<<<<

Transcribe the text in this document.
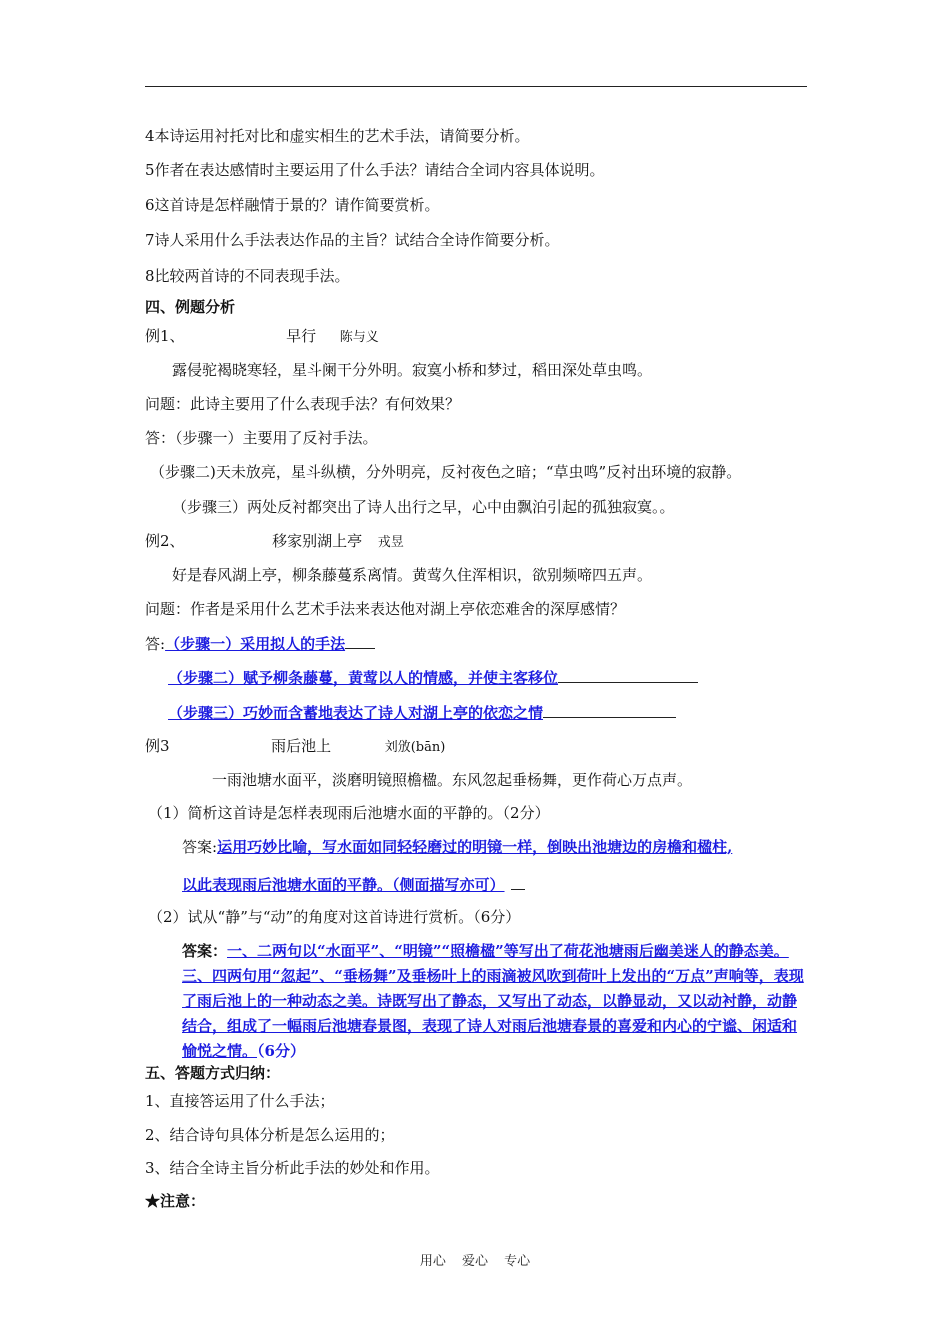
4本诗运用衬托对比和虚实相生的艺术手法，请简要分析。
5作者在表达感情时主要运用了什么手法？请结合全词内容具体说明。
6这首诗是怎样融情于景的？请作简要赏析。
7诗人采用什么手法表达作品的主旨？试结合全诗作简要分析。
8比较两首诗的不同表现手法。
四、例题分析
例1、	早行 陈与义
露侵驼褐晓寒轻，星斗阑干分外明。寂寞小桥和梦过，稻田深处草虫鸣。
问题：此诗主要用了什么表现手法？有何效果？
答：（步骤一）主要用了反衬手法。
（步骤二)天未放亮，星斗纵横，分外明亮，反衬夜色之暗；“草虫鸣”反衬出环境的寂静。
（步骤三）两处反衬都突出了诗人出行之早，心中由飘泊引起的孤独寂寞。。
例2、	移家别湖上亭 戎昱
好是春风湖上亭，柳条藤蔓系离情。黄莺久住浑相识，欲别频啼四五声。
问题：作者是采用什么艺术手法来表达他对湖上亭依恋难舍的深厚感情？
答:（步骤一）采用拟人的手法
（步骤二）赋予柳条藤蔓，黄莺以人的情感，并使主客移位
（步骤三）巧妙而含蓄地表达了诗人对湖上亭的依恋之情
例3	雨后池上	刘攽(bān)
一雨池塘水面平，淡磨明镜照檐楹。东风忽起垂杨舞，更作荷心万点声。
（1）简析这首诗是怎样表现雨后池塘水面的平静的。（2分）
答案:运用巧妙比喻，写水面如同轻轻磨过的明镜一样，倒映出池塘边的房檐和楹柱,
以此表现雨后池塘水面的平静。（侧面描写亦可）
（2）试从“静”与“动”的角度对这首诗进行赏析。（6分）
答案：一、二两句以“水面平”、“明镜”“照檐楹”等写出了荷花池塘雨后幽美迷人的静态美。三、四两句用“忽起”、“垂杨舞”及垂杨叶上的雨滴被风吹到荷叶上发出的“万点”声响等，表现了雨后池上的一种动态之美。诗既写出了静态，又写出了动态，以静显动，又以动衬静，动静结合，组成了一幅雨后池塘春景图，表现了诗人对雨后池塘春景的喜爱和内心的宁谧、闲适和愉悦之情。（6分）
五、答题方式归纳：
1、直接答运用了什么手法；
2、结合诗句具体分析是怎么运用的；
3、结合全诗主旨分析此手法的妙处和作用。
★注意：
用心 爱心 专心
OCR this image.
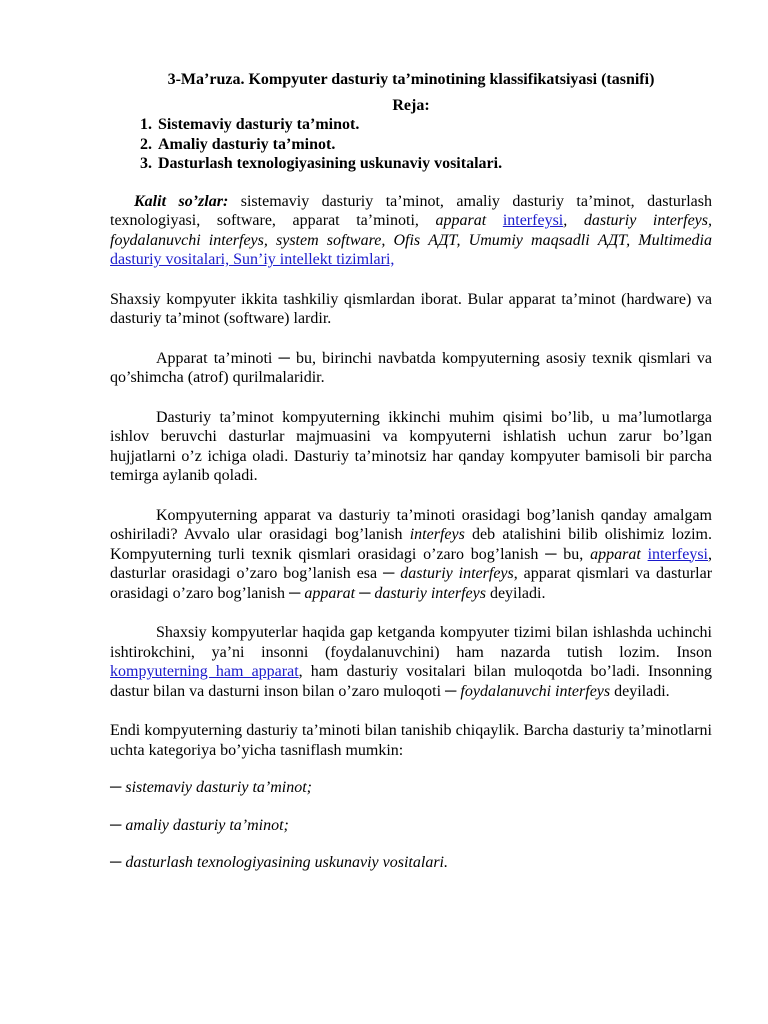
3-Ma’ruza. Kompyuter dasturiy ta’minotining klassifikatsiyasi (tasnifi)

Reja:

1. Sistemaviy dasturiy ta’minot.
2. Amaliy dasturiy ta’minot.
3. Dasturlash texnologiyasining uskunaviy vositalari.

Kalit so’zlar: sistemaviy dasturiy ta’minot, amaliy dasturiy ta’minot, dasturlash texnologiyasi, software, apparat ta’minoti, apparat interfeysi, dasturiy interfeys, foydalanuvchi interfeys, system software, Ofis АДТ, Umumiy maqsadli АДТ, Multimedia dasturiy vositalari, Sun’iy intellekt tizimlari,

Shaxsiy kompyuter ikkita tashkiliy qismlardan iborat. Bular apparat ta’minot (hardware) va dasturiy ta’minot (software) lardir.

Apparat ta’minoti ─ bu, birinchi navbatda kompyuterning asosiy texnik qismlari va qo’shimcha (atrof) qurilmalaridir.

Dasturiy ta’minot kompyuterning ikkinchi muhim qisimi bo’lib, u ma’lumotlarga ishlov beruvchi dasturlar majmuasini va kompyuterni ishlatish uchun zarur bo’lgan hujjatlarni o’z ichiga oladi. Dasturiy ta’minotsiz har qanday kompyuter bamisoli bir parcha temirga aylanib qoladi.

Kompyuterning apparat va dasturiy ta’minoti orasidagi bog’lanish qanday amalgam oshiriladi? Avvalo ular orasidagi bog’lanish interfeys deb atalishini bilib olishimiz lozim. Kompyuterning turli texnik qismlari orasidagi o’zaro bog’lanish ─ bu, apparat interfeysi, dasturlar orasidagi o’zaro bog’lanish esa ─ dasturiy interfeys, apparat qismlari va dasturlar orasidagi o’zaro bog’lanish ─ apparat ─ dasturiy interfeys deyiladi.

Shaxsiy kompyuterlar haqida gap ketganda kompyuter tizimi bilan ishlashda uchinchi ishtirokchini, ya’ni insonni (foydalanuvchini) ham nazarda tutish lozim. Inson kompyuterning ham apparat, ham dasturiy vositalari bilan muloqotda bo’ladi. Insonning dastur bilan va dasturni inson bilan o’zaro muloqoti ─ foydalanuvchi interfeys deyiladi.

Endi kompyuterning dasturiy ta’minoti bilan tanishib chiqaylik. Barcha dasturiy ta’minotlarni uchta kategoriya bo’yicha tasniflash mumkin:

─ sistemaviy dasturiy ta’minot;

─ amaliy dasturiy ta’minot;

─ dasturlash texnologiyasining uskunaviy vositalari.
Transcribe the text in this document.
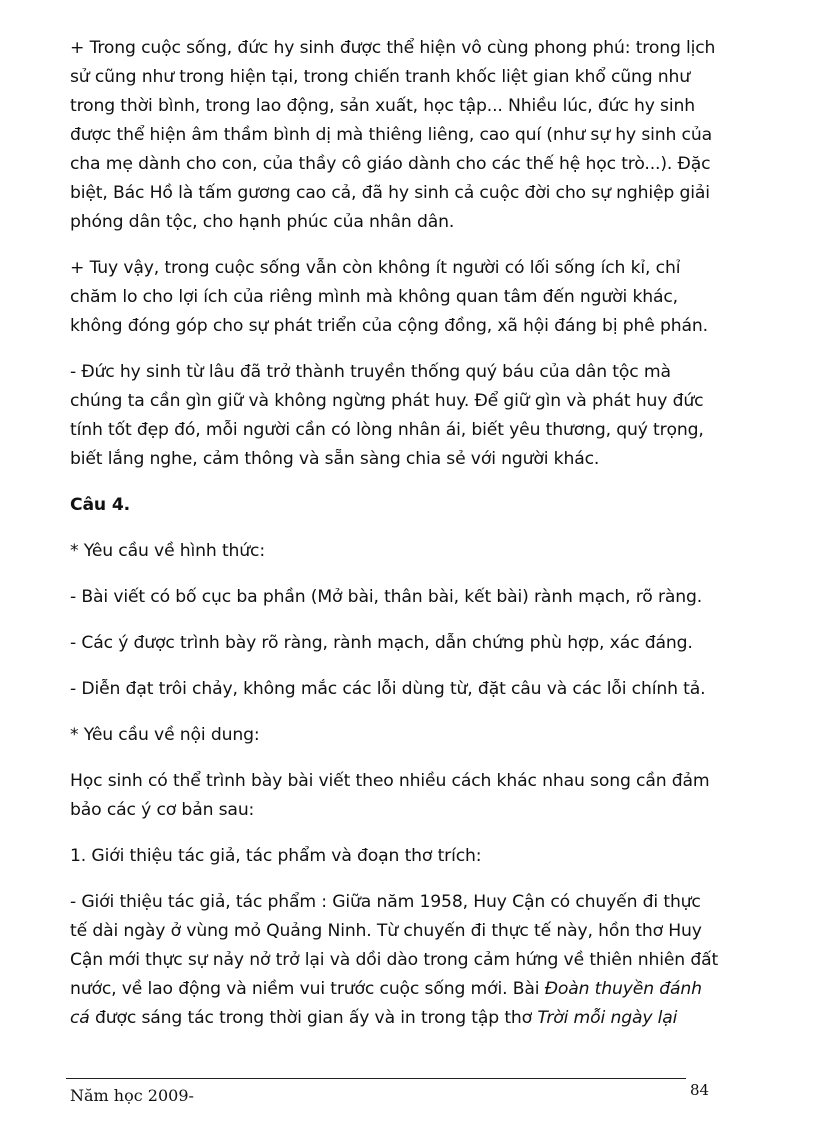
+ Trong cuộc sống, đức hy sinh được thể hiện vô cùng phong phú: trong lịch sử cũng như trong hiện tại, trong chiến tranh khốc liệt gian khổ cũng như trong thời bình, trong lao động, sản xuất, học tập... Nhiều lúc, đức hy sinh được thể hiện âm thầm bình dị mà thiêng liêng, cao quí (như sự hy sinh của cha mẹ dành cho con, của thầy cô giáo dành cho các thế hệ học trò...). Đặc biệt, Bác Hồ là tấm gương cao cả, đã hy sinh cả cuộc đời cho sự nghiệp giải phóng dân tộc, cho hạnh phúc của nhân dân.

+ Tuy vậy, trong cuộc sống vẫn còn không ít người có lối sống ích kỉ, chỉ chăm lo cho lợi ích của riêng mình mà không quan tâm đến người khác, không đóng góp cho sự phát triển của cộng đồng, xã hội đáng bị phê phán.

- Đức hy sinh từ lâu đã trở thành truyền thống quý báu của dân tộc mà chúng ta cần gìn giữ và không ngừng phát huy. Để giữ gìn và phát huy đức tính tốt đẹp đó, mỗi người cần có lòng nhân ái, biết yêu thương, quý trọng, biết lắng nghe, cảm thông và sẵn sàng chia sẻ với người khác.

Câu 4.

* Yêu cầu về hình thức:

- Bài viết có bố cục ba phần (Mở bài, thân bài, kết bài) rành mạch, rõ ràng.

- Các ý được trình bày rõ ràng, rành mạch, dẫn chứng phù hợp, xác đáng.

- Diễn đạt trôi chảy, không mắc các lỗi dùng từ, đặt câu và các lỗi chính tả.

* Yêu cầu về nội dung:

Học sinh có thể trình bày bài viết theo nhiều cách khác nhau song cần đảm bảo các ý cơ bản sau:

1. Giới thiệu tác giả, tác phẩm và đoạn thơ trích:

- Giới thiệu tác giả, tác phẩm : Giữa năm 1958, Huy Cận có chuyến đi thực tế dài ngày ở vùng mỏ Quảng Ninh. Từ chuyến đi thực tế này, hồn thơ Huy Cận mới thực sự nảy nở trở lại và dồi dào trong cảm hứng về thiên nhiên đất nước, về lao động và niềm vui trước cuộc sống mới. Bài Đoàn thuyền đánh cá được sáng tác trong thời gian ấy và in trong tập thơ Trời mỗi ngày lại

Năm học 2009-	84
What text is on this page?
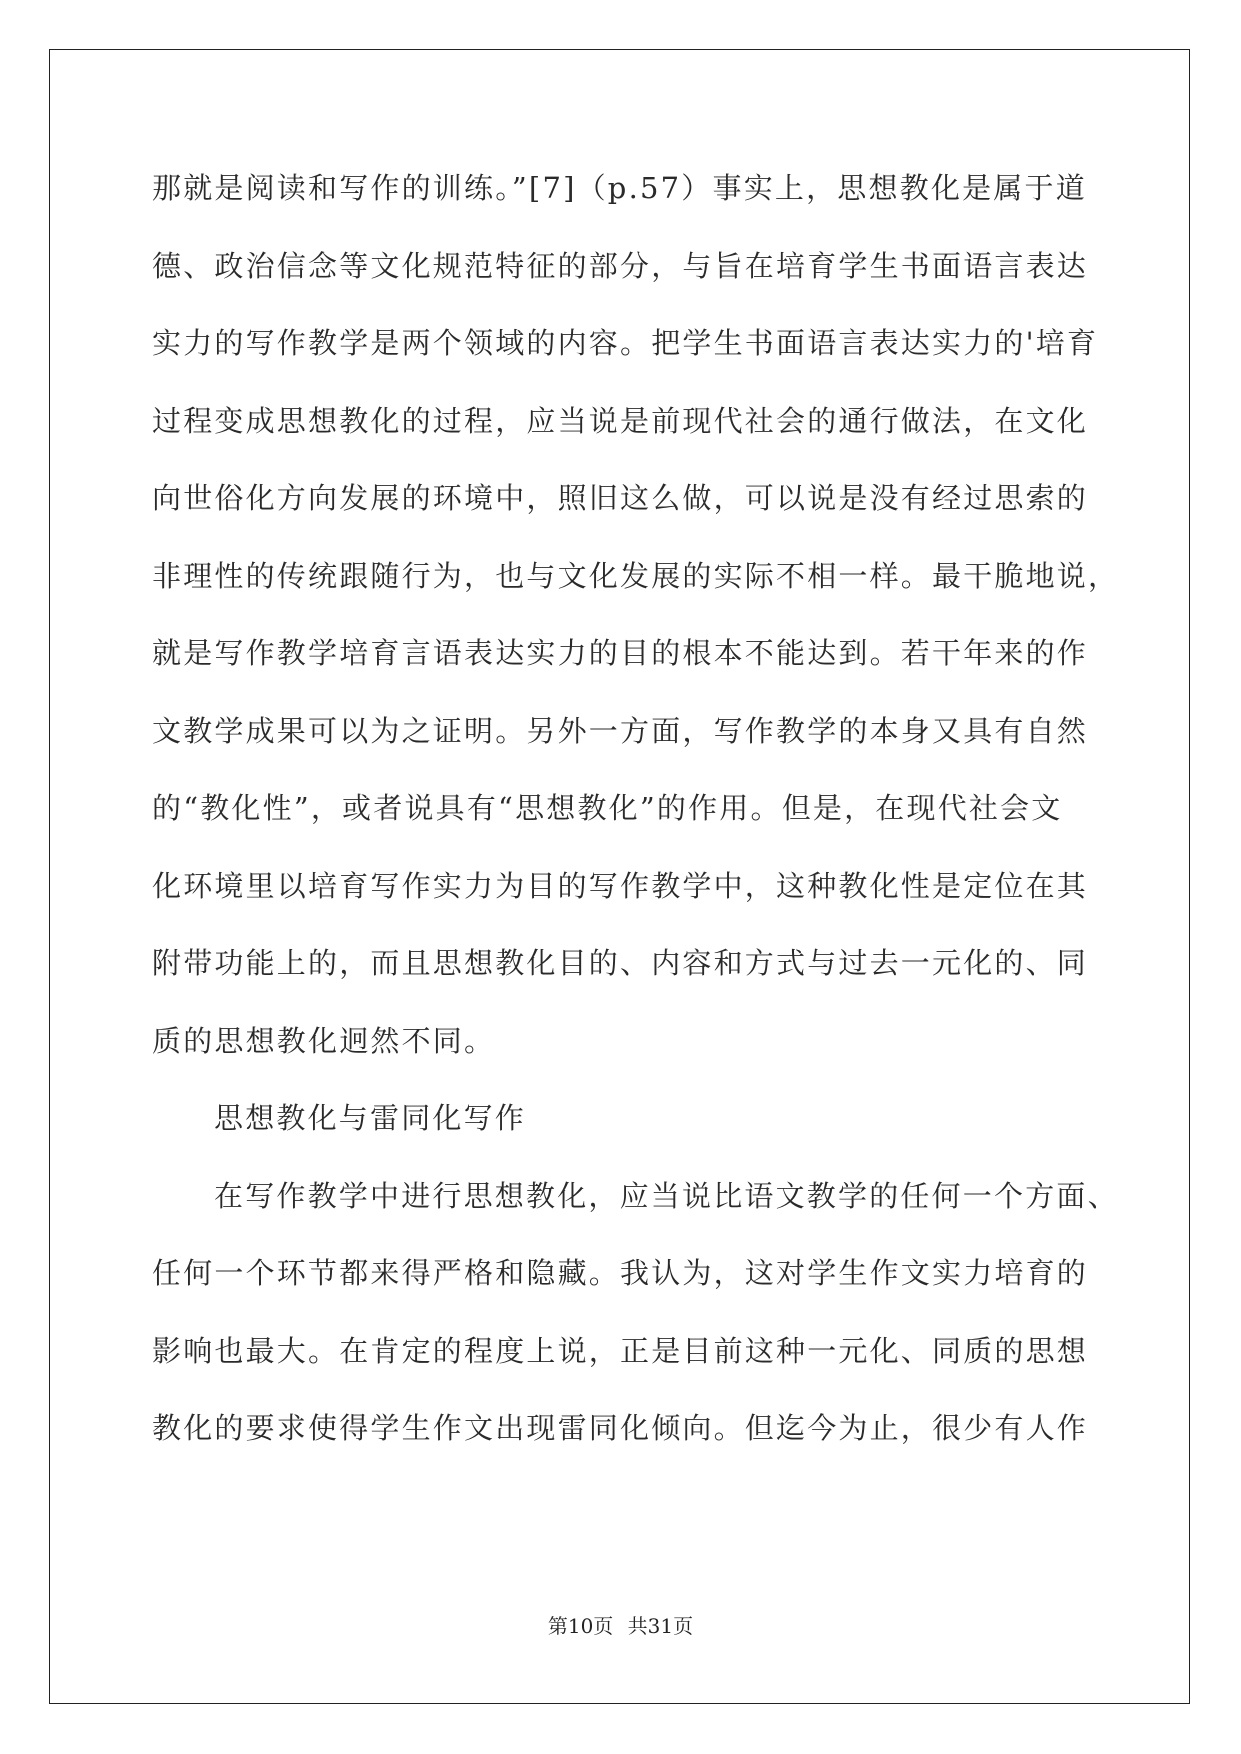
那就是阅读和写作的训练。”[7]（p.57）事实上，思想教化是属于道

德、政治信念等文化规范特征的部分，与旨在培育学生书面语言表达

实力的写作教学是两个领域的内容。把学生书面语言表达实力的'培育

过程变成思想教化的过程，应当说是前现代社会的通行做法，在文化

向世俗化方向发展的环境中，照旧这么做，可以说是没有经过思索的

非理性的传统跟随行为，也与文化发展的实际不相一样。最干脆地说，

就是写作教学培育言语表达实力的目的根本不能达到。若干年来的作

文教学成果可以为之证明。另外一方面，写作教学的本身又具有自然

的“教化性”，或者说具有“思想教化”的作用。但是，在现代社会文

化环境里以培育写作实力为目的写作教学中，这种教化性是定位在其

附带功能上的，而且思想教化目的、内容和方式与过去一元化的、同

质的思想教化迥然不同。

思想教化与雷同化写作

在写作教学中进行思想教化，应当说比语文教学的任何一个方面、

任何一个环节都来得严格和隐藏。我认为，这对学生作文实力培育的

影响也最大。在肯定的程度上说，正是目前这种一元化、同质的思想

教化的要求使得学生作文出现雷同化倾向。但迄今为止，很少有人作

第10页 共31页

>>>>

In the entries above, identify every line with the word "sống". Copy those lines.

→ **TASK RESULT**:
+ Trong cuộc sống, đức hy sinh được thể hiện vô cùng phong phú: trong lịch sử cũng như trong hiện tại, trong chiến tranh khốc liệt gian khổ cũng như trong thời bình, trong lao động, sản xuất, học tập... Nhiều lúc, đức hy sinh được thể hiện âm thầm bình dị mà thiêng liêng, cao quí (như sự hy sinh của cha mẹ dành cho con, của thầy cô giáo dành cho các thế hệ học trò...). Đặc biệt, Bác Hồ là tấm gương cao cả, đã hy sinh cả cuộc đời cho sự nghiệp giải phóng dân tộc, cho hạnh phúc của nhân dân.
+ Tuy vậy, trong cuộc sống vẫn còn không ít người có lối sống ích kỉ, chỉ chăm lo cho lợi ích của riêng mình mà không quan tâm đến người khác, không đóng góp cho sự phát triển của cộng đồng, xã hội đáng bị phê phán.
- Giới thiệu tác giả, tác phẩm : Giữa năm 1958, Huy Cận có chuyến đi thực tế dài ngày ở vùng mỏ Quảng Ninh. Từ chuyến đi thực tế này, hồn thơ Huy Cận mới thực sự nảy nở trở lại và dồi dào trong cảm hứng về thiên nhiên đất nước, về lao động và niềm vui trước cuộc sống mới. Bài Đoàn thuyền đánh cá được sáng tác trong thời gian ấy và in trong tập thơ Trời mỗi ngày lại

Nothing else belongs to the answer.